═════ Supplied entries
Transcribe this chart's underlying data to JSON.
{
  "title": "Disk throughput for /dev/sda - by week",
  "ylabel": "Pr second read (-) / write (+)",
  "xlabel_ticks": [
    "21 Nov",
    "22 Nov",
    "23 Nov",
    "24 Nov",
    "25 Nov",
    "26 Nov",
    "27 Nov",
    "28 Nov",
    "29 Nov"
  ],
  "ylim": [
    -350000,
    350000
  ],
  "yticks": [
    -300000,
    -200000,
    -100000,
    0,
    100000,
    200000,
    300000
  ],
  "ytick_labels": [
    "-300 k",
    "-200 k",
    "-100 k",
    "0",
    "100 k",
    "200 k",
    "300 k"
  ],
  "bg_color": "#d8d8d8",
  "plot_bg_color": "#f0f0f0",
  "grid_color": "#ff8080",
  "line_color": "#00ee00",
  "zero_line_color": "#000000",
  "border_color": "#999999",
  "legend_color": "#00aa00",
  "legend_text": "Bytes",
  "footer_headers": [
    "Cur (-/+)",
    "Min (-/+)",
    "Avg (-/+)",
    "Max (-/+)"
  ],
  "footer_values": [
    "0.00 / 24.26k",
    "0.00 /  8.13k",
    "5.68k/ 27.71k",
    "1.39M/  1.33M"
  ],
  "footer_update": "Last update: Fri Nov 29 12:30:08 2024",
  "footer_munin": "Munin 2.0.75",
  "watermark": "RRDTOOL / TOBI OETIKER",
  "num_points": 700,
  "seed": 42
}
══════════
═════ Supplied entries
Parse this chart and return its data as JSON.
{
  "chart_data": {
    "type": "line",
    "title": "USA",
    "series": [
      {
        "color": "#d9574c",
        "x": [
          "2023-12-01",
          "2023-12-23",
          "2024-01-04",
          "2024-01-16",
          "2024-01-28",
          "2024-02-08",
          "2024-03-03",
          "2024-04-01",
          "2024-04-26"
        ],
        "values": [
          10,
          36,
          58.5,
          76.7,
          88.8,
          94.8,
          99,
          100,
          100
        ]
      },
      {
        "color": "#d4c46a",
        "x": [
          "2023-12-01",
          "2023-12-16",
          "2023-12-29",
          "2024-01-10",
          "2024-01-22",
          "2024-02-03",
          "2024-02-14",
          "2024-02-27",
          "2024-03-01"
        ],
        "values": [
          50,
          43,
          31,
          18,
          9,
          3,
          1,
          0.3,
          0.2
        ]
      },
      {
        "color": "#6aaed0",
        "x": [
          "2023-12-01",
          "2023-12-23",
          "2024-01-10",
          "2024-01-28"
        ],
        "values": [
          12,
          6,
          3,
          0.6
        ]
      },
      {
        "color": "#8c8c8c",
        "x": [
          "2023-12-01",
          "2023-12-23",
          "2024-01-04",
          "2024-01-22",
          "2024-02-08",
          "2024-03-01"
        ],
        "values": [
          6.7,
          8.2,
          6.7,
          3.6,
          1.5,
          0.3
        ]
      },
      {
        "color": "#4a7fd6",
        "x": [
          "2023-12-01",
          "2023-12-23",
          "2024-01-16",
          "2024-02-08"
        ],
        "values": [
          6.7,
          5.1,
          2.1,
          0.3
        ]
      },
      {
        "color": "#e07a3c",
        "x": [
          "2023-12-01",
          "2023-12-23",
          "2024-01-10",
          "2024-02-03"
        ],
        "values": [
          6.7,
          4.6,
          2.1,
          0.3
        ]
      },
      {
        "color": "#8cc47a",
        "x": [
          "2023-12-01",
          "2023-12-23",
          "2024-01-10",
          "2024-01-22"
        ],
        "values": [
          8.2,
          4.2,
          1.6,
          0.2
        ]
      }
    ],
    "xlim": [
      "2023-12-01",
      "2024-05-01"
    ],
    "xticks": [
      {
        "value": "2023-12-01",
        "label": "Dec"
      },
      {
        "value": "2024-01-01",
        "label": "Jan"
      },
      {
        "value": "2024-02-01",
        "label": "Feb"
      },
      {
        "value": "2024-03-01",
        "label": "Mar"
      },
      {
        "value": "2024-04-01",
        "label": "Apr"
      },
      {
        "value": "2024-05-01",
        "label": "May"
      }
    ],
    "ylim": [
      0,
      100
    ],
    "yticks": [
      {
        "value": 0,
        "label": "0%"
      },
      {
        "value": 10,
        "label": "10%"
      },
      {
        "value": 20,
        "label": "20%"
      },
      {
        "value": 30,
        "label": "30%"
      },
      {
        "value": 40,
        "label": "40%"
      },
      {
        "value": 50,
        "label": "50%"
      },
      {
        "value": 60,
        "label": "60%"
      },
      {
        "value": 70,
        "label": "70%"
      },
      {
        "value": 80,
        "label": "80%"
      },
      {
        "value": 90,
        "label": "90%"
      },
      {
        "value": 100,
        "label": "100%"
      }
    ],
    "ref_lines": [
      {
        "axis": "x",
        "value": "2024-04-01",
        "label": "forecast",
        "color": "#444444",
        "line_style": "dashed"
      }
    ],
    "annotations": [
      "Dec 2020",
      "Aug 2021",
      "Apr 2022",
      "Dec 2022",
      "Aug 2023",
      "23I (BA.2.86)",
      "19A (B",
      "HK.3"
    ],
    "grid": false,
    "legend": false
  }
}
══════════
═════ Supplied entries
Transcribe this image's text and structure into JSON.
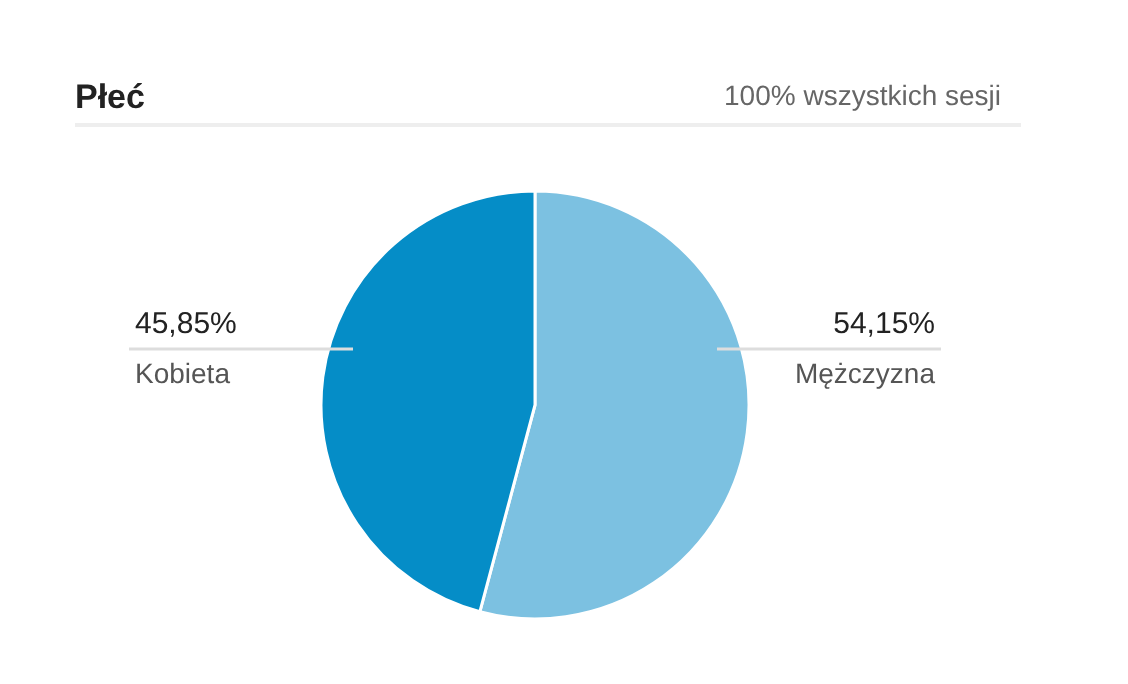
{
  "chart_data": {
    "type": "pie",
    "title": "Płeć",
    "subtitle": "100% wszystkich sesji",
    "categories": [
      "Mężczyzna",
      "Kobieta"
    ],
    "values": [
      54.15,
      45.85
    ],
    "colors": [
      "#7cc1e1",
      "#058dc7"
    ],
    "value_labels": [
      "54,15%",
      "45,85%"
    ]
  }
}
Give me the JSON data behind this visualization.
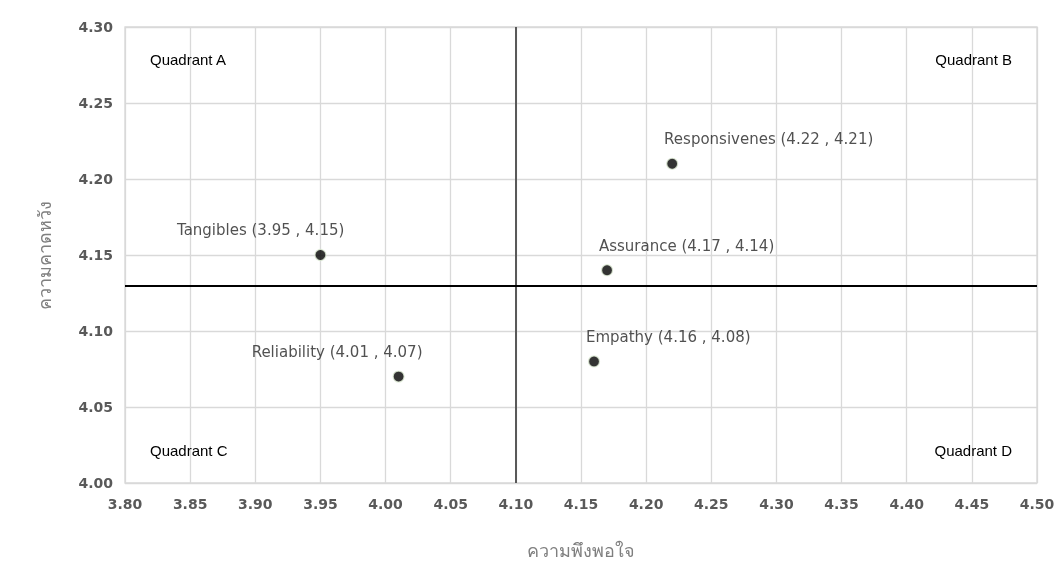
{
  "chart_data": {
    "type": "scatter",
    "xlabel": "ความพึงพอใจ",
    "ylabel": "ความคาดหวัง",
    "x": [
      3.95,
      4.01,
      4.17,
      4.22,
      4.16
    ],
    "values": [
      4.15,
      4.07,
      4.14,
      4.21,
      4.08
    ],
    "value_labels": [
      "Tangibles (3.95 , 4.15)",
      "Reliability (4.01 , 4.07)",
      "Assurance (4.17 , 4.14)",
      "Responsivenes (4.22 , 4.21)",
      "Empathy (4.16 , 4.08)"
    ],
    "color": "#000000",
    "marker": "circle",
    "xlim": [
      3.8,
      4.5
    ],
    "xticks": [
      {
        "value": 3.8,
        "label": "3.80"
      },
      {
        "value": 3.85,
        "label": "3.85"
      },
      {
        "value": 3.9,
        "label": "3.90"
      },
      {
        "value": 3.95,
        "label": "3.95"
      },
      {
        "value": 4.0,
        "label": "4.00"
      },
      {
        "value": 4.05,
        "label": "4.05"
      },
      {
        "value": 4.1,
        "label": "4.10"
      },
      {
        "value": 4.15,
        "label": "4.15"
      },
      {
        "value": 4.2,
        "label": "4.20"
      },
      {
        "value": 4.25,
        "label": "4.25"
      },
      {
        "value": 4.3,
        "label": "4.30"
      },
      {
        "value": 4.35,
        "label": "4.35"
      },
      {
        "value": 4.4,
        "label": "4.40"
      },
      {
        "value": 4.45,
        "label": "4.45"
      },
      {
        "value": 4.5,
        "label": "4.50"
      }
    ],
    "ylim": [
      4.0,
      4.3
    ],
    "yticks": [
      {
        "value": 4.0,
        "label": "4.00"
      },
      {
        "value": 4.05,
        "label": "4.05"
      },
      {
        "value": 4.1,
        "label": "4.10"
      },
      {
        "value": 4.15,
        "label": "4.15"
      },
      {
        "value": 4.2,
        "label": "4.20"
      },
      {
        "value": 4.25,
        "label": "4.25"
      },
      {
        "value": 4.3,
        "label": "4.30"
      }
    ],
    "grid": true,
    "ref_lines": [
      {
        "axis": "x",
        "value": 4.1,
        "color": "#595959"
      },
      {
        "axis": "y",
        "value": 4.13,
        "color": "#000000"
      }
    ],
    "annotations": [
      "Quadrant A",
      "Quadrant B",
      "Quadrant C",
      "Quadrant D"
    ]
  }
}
══════════
Prompt:
Extract all lines of the records above that include "Transcribe".

The response:
Transcribe this chart's underlying data to JSON.
Transcribe this image's text and structure into JSON.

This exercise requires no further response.